Find and copy each line of the records where the string "Shares" shows up.
**** Listed records
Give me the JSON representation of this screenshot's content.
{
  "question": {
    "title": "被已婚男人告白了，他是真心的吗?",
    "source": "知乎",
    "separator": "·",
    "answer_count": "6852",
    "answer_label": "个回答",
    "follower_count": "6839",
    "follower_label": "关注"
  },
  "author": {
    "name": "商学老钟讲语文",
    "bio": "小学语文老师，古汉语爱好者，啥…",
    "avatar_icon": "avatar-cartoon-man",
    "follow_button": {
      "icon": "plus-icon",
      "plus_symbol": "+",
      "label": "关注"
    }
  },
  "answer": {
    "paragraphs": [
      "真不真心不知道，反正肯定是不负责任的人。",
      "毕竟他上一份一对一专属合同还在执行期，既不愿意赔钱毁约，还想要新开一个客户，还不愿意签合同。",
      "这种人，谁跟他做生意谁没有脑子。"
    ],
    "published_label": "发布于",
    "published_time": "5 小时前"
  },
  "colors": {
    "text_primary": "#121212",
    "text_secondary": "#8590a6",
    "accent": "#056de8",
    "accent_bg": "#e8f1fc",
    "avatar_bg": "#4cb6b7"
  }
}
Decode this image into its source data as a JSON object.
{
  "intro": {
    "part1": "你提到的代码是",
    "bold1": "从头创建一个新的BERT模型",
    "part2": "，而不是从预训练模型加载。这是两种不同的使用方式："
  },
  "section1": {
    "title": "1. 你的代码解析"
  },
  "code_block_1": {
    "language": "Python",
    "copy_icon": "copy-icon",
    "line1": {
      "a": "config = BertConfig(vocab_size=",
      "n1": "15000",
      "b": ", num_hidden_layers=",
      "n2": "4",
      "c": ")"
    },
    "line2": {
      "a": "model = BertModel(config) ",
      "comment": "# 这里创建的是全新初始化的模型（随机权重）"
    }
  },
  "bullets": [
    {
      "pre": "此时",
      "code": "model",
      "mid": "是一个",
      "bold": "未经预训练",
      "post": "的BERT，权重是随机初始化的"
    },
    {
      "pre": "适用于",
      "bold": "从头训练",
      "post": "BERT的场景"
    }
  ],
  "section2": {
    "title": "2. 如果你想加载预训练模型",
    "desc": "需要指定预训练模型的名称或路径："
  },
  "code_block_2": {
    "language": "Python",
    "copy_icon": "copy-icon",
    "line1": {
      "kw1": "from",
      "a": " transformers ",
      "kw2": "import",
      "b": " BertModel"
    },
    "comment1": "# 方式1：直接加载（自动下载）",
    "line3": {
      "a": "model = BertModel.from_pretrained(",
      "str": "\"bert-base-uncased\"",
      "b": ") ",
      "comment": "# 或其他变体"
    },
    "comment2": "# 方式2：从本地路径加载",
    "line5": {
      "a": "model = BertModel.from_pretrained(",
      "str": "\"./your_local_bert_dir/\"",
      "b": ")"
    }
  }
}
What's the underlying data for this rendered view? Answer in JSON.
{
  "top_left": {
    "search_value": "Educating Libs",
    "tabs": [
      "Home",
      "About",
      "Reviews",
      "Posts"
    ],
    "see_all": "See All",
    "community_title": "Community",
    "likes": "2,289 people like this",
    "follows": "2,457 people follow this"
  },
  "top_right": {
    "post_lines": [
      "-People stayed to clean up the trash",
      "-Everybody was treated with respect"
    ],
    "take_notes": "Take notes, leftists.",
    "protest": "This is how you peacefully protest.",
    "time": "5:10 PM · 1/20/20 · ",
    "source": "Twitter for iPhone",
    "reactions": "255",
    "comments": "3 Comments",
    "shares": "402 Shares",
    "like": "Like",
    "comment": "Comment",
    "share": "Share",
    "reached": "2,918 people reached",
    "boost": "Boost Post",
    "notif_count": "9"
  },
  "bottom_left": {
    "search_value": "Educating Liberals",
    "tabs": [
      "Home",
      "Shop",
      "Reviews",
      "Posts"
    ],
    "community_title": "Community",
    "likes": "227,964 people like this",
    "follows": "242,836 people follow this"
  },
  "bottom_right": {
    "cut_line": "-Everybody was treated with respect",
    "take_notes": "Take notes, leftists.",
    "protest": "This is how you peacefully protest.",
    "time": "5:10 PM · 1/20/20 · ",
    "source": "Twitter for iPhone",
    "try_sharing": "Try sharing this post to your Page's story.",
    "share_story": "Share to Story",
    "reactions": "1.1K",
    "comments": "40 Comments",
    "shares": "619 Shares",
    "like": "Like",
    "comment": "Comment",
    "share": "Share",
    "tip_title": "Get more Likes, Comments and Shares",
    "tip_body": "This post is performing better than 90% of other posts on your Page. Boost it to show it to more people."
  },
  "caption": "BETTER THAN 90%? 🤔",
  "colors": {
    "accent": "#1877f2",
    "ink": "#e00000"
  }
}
********
- **Answer to the problem**:
    "shares": "402 Shares",
    "shares": "619 Shares",
    "tip_title": "Get more Likes, Comments and Shares",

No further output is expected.